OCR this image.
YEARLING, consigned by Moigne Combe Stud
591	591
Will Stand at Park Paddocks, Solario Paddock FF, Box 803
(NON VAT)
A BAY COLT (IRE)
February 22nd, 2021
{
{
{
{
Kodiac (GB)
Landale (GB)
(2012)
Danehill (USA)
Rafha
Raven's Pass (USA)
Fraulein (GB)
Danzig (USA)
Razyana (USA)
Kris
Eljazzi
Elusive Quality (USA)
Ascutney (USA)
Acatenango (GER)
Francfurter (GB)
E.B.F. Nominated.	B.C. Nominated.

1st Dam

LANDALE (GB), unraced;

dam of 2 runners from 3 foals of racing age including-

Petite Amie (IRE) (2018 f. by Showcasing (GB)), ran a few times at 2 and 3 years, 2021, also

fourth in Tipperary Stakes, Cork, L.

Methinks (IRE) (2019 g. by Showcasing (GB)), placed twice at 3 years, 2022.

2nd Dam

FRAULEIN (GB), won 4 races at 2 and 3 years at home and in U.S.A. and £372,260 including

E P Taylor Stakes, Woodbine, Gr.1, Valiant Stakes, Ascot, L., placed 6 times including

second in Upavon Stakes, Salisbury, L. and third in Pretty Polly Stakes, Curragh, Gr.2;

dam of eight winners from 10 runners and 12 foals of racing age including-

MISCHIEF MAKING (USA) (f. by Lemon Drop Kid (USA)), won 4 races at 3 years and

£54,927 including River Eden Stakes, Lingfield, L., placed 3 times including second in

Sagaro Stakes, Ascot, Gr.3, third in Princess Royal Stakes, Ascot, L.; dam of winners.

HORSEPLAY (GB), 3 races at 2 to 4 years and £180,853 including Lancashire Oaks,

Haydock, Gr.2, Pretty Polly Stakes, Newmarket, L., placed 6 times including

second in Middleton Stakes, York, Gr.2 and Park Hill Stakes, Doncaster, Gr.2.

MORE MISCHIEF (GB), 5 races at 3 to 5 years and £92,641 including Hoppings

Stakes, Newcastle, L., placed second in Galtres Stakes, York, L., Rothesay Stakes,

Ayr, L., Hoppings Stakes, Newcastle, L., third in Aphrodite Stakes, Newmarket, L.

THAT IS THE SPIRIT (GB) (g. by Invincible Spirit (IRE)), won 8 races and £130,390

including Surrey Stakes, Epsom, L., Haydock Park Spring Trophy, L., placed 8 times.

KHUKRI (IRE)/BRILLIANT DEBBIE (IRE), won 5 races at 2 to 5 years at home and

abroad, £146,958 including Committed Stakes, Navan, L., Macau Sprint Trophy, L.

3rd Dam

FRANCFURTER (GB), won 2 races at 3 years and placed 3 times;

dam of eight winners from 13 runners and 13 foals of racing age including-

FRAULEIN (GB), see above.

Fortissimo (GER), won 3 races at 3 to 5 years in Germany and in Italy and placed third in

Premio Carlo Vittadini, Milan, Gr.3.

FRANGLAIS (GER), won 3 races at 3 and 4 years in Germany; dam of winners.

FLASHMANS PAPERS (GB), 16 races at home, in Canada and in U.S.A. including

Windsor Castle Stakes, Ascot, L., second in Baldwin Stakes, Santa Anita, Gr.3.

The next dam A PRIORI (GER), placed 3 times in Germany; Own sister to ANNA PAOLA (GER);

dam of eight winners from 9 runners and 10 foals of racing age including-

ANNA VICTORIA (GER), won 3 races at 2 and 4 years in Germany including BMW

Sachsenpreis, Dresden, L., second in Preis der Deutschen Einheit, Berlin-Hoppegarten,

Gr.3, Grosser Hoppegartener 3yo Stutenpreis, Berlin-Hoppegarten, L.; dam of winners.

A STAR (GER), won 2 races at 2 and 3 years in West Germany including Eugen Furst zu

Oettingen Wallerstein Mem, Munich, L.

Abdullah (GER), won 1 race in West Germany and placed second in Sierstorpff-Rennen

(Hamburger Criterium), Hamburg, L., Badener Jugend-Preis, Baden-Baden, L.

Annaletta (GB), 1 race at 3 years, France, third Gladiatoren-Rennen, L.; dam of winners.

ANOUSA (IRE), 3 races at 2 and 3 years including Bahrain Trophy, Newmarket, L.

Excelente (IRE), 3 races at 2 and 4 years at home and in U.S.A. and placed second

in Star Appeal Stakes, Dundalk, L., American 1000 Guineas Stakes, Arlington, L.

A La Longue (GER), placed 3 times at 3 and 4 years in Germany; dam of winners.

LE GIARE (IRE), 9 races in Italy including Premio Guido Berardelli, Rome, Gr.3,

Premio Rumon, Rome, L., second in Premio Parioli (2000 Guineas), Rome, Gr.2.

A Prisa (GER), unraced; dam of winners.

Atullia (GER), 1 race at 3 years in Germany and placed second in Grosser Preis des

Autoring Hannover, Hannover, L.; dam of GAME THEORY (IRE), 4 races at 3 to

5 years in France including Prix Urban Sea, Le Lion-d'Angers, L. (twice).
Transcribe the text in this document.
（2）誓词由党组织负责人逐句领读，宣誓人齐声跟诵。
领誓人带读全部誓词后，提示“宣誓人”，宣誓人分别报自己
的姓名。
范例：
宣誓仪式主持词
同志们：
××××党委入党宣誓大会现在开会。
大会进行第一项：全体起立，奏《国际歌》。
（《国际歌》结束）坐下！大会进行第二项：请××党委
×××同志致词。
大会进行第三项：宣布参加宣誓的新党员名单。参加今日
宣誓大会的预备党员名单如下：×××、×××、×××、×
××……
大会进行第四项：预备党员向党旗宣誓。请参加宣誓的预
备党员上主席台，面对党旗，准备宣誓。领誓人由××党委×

* **Request**: Exactly as written, give the line containing "Transcribe the text in this document." and all remaining lines of the records.

* **Result of this exercise**:
Transcribe the text in this document.
（2）誓词由党组织负责人逐句领读，宣誓人齐声跟诵。
领誓人带读全部誓词后，提示“宣誓人”，宣誓人分别报自己
的姓名。
范例：
宣誓仪式主持词
同志们：
××××党委入党宣誓大会现在开会。
大会进行第一项：全体起立，奏《国际歌》。
（《国际歌》结束）坐下！大会进行第二项：请××党委
×××同志致词。
大会进行第三项：宣布参加宣誓的新党员名单。参加今日
宣誓大会的预备党员名单如下：×××、×××、×××、×
××……
大会进行第四项：预备党员向党旗宣誓。请参加宣誓的预
备党员上主席台，面对党旗，准备宣誓。领誓人由××党委×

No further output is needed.